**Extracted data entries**
┌──

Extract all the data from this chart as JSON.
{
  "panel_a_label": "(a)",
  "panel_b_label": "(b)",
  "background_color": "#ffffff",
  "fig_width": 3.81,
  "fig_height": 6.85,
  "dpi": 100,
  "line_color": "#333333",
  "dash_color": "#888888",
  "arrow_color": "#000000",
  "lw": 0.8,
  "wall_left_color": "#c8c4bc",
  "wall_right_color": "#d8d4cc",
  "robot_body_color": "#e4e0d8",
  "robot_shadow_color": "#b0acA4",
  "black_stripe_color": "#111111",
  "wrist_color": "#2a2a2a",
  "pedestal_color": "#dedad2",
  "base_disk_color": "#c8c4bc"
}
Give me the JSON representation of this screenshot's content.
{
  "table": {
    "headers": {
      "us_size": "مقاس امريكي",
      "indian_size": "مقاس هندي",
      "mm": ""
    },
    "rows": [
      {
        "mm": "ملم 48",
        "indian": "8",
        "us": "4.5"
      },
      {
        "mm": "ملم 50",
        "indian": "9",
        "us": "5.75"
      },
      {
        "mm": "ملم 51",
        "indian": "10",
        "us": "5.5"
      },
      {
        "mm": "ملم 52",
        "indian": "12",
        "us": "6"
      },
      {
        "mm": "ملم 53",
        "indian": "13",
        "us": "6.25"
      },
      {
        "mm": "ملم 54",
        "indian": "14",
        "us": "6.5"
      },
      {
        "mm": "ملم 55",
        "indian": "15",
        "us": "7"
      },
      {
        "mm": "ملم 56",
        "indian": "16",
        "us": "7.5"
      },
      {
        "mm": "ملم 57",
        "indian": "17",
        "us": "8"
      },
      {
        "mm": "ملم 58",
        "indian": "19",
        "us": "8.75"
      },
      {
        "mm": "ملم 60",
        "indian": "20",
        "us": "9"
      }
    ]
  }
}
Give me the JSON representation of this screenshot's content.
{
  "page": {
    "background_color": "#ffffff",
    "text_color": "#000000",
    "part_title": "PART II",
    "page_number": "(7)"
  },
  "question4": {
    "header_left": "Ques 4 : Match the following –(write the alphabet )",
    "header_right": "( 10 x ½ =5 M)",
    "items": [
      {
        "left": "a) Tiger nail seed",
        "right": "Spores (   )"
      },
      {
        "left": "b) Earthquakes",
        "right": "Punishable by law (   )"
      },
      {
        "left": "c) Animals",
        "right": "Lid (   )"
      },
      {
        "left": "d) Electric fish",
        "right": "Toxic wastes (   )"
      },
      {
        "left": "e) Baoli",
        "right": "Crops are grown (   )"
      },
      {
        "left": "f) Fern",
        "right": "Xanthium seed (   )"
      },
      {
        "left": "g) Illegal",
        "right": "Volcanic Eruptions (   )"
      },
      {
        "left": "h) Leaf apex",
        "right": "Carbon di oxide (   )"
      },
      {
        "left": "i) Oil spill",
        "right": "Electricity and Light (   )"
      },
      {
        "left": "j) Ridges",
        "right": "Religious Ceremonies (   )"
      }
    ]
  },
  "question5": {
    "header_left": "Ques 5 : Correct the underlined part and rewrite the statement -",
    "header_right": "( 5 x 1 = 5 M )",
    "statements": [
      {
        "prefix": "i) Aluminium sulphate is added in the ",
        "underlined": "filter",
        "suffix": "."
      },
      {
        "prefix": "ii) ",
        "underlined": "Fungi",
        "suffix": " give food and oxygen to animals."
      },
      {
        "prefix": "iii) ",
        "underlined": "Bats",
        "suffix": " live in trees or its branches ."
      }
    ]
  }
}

└──
┌──

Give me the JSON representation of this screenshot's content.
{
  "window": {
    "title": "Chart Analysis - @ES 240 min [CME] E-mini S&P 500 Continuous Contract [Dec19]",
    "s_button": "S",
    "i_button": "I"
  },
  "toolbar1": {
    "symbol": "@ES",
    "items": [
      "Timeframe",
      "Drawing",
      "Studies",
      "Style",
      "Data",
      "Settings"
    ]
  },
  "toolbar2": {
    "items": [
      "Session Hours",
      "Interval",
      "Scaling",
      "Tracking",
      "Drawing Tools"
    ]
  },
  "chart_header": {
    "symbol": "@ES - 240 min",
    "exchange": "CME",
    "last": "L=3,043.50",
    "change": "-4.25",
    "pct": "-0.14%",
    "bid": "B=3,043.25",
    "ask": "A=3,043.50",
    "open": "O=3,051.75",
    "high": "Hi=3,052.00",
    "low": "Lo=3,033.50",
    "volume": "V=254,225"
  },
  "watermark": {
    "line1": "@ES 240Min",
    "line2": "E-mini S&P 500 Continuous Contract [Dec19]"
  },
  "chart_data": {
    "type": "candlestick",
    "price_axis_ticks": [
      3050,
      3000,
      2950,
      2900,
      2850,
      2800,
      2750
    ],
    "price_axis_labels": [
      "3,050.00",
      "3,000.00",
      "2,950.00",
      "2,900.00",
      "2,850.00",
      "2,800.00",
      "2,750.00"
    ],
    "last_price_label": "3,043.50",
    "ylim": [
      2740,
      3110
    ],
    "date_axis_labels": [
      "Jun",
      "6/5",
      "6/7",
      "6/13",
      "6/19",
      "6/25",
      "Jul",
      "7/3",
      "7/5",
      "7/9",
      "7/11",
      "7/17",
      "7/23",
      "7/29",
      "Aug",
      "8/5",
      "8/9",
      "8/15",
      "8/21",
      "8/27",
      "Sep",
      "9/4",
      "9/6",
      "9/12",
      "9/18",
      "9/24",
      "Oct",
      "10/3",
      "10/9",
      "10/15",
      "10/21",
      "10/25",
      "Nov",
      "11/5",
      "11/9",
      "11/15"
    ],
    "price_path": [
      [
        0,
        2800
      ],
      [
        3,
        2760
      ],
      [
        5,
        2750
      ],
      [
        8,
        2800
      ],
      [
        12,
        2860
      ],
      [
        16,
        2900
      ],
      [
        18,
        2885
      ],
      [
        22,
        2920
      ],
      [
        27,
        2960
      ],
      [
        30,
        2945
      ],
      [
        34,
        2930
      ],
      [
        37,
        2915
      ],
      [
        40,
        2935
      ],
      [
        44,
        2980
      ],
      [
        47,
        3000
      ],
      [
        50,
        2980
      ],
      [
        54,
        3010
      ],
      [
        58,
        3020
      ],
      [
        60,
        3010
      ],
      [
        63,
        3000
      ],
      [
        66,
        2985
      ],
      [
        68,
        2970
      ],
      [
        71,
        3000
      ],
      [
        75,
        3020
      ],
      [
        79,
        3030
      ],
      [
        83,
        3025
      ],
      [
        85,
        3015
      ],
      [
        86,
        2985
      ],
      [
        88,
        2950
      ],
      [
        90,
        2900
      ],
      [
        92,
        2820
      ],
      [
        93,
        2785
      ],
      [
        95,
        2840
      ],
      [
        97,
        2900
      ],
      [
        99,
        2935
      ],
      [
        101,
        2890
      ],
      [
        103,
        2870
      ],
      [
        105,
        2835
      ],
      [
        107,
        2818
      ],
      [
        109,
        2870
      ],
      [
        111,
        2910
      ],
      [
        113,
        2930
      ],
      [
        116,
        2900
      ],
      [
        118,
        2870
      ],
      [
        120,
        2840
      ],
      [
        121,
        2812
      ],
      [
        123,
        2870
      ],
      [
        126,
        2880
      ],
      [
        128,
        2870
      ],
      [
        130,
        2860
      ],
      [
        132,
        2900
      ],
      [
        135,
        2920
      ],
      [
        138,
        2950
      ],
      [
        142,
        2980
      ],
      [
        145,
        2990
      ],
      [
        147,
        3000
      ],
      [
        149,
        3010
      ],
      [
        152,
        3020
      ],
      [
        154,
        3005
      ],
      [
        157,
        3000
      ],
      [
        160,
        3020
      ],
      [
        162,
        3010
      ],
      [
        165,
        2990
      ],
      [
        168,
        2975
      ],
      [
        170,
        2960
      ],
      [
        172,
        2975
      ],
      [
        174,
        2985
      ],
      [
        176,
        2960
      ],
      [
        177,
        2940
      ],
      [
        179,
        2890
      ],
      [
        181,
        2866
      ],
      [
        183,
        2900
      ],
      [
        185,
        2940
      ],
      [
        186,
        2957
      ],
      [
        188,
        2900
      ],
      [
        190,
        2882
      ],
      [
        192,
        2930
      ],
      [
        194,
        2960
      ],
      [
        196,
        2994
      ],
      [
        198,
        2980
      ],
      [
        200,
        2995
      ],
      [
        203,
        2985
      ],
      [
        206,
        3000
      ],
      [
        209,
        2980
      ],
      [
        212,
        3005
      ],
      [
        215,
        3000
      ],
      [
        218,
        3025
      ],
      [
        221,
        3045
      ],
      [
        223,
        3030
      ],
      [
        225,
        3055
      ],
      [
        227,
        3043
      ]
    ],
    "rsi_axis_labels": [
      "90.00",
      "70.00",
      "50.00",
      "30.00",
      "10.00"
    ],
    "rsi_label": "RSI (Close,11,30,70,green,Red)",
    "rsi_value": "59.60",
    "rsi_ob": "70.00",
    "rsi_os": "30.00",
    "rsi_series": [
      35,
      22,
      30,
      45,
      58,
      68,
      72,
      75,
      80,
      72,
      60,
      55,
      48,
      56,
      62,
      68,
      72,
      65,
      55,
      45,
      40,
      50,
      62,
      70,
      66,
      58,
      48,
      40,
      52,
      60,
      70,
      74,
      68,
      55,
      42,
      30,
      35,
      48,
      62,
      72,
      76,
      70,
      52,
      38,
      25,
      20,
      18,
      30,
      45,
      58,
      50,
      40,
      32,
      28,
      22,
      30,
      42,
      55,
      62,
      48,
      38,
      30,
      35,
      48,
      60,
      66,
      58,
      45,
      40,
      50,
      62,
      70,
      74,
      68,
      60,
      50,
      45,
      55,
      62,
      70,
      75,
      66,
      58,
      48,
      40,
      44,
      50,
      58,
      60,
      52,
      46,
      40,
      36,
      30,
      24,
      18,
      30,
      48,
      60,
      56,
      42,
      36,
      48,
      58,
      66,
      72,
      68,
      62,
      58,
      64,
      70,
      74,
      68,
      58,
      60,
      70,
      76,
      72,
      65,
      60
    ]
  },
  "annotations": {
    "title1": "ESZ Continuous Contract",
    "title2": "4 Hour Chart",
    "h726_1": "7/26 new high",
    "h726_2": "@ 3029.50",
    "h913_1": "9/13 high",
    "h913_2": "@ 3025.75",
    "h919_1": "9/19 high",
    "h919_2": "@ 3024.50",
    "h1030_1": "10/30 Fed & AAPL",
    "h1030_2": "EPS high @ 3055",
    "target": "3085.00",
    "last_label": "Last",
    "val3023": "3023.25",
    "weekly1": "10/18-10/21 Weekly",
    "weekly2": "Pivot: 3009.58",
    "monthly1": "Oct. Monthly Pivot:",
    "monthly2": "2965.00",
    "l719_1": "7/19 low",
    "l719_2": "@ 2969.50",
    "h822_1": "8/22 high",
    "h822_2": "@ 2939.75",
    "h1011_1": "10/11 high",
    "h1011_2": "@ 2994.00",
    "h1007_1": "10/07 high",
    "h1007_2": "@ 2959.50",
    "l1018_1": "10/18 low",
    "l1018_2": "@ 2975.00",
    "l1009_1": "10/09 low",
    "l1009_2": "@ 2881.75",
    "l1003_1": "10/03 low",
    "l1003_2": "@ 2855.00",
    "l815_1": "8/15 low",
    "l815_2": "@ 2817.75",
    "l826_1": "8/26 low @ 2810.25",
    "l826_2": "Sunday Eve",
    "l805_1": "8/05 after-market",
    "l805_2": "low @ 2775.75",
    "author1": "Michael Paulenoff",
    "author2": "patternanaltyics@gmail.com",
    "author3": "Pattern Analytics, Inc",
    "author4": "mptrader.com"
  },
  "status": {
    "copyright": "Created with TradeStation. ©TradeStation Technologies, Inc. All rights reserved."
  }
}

└──
┌──

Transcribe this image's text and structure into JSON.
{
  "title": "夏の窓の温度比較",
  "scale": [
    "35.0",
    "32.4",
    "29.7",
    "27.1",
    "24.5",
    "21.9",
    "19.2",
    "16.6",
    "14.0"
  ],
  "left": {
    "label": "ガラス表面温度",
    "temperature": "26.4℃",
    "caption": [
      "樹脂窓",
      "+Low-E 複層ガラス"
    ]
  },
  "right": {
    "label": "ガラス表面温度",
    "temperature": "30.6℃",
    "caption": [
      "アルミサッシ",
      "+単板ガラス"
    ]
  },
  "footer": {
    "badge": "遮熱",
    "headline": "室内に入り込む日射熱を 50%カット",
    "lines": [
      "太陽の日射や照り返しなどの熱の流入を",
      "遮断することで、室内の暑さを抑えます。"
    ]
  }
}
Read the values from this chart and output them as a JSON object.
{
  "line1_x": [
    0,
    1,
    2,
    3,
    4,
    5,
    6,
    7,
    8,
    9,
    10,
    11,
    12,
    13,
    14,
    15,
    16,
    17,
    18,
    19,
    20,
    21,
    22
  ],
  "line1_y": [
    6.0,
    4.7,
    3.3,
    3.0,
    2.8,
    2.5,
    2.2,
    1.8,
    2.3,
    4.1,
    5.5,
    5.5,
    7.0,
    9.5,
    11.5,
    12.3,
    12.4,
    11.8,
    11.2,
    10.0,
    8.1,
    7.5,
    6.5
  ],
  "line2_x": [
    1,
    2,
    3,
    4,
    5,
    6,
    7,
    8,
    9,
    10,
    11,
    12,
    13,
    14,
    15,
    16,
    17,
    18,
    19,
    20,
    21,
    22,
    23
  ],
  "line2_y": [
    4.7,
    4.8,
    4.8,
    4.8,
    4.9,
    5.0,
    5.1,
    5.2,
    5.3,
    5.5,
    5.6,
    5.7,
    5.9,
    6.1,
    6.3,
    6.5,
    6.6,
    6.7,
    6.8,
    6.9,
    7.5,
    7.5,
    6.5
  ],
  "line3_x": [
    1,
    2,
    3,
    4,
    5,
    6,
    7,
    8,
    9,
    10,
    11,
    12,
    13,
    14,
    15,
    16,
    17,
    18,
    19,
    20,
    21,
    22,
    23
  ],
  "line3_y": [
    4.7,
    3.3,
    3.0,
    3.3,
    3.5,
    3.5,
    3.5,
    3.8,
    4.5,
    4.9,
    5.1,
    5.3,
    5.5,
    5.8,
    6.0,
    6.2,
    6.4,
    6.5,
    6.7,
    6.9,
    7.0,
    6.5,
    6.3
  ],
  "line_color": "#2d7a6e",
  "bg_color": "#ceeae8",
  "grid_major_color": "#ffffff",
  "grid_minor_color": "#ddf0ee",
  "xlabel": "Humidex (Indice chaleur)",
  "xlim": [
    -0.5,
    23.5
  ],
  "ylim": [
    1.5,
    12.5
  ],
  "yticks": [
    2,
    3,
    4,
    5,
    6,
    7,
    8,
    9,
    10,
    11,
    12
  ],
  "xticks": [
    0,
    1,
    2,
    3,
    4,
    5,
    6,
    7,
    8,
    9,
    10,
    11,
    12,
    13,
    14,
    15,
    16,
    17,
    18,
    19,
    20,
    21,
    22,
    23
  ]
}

└──

**TO DO**
Extract all lines containing the word "Continuous".

**CORRECT OUTPUT**
    "title": "Chart Analysis - @ES 240 min [CME] E-mini S&P 500 Continuous Contract [Dec19]",
    "line2": "E-mini S&P 500 Continuous Contract [Dec19]"
    "title1": "ESZ Continuous Contract",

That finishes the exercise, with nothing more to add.